§ **DESCRIPTION OF THE TASK**
Will you quote the listing word for word, from its first line down to the line holding "following-label: Following <box>91", with both of those lines included?
— Begin TASK INPUTS —
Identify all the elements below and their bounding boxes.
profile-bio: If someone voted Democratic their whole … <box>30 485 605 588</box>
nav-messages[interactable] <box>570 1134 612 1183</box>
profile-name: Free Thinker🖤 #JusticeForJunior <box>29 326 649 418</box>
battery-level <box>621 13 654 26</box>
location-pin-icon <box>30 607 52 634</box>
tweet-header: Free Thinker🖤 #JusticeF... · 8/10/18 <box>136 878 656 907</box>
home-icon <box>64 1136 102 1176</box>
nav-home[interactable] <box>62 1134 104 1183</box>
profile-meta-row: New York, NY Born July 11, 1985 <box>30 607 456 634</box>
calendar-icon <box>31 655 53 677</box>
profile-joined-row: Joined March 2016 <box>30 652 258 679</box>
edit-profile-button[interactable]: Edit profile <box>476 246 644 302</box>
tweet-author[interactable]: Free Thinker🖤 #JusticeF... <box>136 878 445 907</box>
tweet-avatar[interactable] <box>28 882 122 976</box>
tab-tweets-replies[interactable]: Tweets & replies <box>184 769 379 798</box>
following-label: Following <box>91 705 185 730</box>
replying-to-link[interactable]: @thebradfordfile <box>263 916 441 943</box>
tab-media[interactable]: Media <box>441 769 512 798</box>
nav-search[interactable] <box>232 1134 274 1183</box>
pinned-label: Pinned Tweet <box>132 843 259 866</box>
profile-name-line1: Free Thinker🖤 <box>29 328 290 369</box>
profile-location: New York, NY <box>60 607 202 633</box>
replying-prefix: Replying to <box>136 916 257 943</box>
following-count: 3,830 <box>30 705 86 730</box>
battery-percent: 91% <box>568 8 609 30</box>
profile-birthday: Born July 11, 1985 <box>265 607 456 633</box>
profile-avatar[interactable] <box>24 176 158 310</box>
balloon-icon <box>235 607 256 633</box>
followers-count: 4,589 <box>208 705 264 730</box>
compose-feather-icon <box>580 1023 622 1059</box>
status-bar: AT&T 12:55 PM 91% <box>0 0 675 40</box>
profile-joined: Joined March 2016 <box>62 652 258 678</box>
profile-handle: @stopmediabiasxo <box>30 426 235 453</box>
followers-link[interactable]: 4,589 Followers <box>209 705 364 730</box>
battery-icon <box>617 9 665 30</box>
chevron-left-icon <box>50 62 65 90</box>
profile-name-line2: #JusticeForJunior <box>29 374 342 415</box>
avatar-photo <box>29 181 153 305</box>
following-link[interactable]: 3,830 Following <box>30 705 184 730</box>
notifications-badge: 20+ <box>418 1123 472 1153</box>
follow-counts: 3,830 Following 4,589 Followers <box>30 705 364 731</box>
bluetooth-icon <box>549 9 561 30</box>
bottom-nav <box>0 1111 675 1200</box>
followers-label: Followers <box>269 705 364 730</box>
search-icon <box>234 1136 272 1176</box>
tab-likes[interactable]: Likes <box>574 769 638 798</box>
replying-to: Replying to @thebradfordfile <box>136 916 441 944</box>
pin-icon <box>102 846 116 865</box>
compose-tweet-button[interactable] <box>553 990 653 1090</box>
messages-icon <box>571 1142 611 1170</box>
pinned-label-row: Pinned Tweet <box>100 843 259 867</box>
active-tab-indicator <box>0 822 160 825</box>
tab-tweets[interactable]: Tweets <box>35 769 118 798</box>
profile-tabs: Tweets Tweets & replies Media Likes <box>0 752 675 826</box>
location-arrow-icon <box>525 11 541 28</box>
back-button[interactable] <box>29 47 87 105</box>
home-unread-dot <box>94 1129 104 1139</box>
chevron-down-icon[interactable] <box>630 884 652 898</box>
— End TASK INPUTS —
§ **TASK ANSWER**
Identify all the elements below and their bounding boxes.
profile-bio: If someone voted Democratic their whole … <box>30 485 605 588</box>
nav-messages[interactable] <box>570 1134 612 1183</box>
profile-name: Free Thinker🖤 #JusticeForJunior <box>29 326 649 418</box>
battery-level <box>621 13 654 26</box>
location-pin-icon <box>30 607 52 634</box>
tweet-header: Free Thinker🖤 #JusticeF... · 8/10/18 <box>136 878 656 907</box>
home-icon <box>64 1136 102 1176</box>
nav-home[interactable] <box>62 1134 104 1183</box>
profile-meta-row: New York, NY Born July 11, 1985 <box>30 607 456 634</box>
calendar-icon <box>31 655 53 677</box>
profile-joined-row: Joined March 2016 <box>30 652 258 679</box>
edit-profile-button[interactable]: Edit profile <box>476 246 644 302</box>
tweet-author[interactable]: Free Thinker🖤 #JusticeF... <box>136 878 445 907</box>
tweet-avatar[interactable] <box>28 882 122 976</box>
tab-tweets-replies[interactable]: Tweets & replies <box>184 769 379 798</box>
following-label: Following <box>91 705 185 730</box>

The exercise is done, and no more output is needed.